| PROVIDED INFORMATION |
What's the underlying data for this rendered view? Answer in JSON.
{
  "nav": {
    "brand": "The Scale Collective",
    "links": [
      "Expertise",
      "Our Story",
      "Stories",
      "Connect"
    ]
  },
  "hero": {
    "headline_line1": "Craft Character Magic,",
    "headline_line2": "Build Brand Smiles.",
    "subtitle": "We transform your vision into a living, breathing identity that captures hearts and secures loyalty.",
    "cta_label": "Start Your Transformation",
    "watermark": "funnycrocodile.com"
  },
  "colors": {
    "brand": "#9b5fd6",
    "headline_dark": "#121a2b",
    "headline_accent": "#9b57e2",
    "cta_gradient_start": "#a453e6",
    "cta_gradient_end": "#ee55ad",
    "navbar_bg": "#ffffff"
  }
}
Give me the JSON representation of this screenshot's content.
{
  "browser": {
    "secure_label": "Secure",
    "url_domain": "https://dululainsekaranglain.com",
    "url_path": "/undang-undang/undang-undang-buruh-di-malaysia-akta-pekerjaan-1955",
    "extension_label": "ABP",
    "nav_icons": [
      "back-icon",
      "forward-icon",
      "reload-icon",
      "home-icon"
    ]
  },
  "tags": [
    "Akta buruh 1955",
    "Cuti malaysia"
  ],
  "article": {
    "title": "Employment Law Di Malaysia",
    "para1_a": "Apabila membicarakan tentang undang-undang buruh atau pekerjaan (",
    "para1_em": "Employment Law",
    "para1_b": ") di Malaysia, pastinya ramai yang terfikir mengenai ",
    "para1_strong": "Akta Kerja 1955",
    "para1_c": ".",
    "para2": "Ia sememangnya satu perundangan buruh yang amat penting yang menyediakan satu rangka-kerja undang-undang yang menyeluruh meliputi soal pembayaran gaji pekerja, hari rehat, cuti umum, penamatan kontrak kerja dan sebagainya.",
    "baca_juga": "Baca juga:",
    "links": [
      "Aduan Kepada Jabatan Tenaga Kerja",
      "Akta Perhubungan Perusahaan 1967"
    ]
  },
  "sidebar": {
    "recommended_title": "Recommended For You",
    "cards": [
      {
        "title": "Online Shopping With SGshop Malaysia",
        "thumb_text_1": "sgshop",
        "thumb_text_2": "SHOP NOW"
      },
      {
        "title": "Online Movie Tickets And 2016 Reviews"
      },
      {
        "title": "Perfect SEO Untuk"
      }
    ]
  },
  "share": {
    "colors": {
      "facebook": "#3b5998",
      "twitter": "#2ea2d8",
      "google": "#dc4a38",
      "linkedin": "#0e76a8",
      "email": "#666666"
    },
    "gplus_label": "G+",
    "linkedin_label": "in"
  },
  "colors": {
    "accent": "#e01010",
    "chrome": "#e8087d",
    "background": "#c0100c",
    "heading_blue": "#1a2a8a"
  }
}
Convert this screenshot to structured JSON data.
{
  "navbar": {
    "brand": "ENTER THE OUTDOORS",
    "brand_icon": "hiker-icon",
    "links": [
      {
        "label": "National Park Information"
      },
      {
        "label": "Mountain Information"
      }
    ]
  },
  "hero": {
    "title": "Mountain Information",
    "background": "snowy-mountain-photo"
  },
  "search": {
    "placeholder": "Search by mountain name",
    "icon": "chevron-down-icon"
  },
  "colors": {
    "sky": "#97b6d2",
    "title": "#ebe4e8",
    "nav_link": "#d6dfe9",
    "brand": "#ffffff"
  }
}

| TASK DESCRIPTION |
Select and copy each line from the data that includes the word "JSON".

| OUTPUT OF THE EXERCISE |
What's the underlying data for this rendered view? Answer in JSON.
Give me the JSON representation of this screenshot's content.
Convert this screenshot to structured JSON data.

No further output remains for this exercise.